● Task: Gather from the listing below each line that includes the word "JSON", and copy it.

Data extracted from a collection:

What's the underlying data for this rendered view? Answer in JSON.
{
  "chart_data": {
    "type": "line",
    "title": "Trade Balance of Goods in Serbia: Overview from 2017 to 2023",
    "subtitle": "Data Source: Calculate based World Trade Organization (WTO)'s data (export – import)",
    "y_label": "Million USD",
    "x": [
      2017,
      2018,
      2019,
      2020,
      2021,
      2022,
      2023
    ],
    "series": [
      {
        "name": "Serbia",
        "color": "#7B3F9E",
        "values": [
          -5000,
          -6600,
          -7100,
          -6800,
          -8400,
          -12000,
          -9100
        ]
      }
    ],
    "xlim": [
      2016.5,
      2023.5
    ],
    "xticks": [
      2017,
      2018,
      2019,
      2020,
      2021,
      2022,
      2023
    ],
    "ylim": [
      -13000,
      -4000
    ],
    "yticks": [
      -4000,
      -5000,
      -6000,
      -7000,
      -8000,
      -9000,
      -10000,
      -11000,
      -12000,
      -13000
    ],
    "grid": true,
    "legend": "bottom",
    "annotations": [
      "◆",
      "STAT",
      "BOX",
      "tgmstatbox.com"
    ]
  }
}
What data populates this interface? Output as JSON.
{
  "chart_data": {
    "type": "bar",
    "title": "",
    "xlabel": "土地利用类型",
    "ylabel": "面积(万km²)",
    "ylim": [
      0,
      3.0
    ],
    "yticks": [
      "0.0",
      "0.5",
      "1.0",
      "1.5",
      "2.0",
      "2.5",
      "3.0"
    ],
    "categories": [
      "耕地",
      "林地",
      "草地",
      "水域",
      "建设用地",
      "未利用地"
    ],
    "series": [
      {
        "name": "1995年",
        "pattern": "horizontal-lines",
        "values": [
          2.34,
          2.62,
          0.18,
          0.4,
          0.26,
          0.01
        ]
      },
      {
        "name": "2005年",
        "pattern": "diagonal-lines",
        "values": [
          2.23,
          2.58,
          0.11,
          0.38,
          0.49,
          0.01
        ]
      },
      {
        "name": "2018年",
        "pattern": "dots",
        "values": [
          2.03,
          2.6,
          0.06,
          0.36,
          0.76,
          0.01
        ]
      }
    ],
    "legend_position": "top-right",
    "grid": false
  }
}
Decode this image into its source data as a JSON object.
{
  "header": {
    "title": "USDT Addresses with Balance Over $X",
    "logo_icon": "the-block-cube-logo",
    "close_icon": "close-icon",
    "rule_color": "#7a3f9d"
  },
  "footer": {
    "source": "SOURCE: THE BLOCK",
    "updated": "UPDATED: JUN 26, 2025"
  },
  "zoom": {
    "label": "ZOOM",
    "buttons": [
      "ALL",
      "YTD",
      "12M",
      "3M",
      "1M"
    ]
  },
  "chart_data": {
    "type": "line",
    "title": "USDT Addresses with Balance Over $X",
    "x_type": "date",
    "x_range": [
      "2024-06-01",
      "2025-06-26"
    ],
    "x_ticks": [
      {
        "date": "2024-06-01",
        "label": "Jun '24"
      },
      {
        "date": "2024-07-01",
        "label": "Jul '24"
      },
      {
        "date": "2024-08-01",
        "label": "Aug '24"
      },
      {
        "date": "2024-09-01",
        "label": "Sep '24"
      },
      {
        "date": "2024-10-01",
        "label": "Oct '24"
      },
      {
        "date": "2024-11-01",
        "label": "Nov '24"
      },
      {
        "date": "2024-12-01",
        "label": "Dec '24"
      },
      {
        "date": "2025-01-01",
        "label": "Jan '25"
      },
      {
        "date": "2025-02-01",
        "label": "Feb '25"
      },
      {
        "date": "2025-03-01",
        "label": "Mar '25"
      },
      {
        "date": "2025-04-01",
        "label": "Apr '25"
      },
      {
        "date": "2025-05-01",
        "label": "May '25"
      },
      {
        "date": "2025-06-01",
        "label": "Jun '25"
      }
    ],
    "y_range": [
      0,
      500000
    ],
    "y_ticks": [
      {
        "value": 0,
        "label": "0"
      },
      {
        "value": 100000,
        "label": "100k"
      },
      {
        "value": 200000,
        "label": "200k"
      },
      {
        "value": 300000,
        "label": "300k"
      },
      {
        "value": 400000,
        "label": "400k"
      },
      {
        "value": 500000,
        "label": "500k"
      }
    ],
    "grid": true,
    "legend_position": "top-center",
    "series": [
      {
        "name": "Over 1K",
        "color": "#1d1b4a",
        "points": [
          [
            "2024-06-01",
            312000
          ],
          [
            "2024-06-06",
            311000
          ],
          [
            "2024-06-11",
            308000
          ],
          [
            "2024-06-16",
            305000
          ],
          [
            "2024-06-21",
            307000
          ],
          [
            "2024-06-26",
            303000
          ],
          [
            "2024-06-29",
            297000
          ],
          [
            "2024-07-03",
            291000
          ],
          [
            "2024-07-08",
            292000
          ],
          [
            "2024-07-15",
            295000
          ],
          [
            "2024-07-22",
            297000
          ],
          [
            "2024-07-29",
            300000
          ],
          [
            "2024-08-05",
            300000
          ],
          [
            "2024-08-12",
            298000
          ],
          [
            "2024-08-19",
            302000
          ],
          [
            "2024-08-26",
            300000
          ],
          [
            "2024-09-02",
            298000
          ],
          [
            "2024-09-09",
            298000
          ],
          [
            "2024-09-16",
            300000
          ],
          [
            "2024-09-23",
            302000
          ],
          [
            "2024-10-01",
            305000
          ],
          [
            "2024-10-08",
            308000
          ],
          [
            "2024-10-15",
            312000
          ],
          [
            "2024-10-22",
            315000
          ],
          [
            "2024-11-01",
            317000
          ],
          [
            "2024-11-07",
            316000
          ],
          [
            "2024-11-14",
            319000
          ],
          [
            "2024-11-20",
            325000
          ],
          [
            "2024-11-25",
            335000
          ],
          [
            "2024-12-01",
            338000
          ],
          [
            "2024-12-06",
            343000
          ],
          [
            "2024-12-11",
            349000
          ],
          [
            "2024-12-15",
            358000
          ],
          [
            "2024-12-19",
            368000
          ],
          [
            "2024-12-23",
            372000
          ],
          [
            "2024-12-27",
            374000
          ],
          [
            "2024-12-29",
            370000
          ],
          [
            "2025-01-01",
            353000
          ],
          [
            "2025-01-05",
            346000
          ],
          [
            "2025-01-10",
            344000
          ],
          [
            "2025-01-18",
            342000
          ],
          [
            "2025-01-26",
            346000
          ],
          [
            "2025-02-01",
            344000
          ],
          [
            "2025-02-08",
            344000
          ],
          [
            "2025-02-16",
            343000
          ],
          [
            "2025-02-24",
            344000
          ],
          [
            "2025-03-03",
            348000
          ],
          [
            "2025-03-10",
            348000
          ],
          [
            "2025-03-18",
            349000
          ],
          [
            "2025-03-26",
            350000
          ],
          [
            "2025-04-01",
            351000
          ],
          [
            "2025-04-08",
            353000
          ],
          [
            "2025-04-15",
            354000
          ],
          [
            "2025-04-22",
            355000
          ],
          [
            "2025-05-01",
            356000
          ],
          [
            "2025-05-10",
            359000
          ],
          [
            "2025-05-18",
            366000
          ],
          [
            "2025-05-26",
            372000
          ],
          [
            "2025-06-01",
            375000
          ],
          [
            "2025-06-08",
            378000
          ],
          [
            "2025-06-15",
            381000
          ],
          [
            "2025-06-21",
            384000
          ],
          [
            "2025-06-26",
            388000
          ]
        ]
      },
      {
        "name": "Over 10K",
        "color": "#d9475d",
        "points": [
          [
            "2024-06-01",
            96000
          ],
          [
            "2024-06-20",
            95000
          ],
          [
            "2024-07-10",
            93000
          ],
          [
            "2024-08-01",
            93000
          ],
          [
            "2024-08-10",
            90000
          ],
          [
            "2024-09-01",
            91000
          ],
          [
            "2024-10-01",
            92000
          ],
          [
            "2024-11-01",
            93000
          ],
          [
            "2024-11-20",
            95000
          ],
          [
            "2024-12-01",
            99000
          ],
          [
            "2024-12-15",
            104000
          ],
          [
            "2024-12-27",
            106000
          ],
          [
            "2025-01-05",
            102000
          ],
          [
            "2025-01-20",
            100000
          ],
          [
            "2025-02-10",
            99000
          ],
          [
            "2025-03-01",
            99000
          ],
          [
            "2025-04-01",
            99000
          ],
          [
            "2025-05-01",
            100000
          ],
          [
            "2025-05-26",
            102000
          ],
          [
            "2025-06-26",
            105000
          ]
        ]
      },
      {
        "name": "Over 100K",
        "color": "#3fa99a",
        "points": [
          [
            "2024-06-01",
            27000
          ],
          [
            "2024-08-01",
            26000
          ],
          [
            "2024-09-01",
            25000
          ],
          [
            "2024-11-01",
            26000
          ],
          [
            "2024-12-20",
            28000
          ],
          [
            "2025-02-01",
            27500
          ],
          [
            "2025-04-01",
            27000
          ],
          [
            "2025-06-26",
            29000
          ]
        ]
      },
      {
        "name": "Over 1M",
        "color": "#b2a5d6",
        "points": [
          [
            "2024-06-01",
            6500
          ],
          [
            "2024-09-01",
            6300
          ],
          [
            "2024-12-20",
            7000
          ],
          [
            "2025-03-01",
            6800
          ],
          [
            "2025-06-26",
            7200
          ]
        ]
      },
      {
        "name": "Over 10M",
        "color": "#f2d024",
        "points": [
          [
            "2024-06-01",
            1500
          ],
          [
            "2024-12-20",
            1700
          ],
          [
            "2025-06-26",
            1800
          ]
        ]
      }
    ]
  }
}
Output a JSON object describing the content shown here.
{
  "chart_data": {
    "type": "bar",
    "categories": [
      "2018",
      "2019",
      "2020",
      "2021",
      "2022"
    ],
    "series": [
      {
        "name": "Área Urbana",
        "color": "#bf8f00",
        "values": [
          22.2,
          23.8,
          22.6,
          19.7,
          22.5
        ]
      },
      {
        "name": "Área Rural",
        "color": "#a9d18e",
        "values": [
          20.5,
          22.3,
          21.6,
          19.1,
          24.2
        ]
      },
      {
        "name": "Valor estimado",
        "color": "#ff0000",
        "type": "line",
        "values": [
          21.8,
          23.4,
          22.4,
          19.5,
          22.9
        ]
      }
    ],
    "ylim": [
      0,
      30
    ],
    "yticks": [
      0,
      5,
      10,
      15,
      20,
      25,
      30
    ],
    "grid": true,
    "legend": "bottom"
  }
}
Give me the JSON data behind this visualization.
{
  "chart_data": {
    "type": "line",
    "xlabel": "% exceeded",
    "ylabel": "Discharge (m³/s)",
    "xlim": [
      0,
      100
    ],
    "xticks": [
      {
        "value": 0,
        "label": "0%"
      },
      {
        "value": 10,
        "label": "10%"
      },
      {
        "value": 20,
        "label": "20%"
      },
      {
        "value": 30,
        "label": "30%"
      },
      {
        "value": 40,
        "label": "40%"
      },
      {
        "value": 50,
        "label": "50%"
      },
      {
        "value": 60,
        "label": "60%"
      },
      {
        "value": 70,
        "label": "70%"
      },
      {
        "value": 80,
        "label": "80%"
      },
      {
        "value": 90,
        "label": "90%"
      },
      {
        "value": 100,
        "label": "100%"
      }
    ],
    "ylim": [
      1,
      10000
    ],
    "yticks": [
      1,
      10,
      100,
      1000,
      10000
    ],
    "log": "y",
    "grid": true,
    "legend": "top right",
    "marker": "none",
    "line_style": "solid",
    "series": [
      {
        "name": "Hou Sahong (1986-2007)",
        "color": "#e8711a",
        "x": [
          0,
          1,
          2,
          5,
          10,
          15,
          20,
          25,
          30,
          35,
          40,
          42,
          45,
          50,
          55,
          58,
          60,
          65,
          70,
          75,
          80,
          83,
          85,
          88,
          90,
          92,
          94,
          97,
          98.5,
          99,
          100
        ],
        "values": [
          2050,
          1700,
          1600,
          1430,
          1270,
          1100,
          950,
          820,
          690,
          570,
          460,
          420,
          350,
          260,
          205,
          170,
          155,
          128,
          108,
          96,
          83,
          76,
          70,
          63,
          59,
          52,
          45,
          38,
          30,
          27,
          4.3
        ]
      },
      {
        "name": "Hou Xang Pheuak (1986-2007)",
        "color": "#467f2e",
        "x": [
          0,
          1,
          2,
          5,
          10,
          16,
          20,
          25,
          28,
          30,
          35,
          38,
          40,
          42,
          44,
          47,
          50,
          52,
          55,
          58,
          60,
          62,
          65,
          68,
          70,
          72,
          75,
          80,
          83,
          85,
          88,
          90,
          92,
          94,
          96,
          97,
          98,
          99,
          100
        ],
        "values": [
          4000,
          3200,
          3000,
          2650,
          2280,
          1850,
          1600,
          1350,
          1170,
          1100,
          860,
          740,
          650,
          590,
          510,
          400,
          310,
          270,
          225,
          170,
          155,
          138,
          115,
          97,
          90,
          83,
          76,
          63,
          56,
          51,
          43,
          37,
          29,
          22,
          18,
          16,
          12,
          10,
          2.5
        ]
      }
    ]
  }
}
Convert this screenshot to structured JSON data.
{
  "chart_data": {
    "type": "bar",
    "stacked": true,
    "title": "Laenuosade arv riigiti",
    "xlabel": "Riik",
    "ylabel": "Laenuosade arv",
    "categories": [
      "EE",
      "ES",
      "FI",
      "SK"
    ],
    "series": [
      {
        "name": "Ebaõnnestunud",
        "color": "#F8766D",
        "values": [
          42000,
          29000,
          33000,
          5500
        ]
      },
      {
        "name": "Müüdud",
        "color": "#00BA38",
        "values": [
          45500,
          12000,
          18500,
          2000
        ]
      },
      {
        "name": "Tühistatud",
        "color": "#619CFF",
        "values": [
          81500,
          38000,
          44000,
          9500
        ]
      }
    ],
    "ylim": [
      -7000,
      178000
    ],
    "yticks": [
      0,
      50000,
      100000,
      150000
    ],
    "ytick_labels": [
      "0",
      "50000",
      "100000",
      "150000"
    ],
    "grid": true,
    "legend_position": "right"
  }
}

● Task solution:
What's the underlying data for this rendered view? Answer in JSON.
What data populates this interface? Output as JSON.
Decode this image into its source data as a JSON object.
Output a JSON object describing the content shown here.
Give me the JSON data behind this visualization.
Convert this screenshot to structured JSON data.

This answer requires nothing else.